Provided data -
--
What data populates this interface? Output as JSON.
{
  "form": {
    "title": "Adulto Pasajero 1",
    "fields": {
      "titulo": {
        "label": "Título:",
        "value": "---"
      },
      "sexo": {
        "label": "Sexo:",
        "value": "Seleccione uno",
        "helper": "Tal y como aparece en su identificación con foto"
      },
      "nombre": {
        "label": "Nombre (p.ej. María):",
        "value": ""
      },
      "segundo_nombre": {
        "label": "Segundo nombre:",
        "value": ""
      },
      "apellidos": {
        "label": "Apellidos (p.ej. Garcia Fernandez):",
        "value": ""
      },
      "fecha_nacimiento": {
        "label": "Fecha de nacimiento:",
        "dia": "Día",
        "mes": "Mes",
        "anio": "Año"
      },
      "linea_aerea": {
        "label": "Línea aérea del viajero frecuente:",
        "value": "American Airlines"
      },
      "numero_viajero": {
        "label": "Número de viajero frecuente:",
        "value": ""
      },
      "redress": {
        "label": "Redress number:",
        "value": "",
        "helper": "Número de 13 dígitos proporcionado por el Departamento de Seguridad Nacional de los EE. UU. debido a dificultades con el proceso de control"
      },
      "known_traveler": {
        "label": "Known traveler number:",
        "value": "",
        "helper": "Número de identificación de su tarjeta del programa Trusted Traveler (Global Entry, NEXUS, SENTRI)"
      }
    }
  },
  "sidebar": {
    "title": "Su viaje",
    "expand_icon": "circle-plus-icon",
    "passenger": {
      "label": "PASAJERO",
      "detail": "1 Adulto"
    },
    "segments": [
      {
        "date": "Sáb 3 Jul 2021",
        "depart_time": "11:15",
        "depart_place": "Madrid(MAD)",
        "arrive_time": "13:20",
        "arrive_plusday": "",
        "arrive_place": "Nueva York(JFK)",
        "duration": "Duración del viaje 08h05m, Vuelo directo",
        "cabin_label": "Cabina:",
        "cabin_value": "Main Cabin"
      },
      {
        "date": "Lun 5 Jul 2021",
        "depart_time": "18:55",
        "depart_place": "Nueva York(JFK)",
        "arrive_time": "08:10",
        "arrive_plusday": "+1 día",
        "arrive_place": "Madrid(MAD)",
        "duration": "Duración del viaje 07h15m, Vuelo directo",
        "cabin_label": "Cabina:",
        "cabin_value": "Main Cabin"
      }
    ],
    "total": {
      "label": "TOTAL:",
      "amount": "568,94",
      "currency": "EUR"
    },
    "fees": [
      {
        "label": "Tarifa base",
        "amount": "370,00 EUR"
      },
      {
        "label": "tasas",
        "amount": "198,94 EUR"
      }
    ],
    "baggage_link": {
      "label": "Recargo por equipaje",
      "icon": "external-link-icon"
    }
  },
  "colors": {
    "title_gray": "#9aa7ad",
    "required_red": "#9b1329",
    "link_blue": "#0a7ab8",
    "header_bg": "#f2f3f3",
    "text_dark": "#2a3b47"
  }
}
--
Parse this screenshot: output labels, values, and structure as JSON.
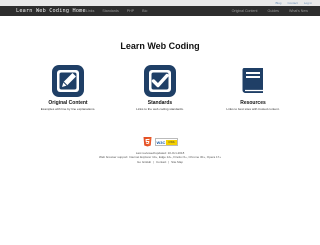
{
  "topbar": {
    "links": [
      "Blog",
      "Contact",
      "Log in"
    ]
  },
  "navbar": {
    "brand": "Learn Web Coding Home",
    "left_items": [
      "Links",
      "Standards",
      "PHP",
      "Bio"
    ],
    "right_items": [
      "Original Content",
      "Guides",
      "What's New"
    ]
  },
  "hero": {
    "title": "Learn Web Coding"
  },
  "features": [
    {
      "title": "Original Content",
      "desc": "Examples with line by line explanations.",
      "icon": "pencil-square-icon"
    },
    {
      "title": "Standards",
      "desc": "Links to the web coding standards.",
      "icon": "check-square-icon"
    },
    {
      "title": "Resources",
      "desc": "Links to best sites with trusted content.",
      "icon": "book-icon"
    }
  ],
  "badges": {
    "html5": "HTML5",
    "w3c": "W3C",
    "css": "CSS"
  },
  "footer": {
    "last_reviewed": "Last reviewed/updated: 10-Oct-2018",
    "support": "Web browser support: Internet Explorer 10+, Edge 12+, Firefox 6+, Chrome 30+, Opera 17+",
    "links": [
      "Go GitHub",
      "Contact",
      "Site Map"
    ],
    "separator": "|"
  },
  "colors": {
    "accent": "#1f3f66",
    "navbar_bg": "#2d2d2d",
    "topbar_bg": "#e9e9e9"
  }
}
--
Exercise task - Pull out each line containing the word "Número" and copy it.

Complete response -
        "label": "Número de viajero frecuente:",
        "helper": "Número de 13 dígitos proporcionado por el Departamento de Seguridad Nacional de los EE. UU. debido a dificultades con el proceso de control"
        "helper": "Número de identificación de su tarjeta del programa Trusted Traveler (Global Entry, NEXUS, SENTRI)"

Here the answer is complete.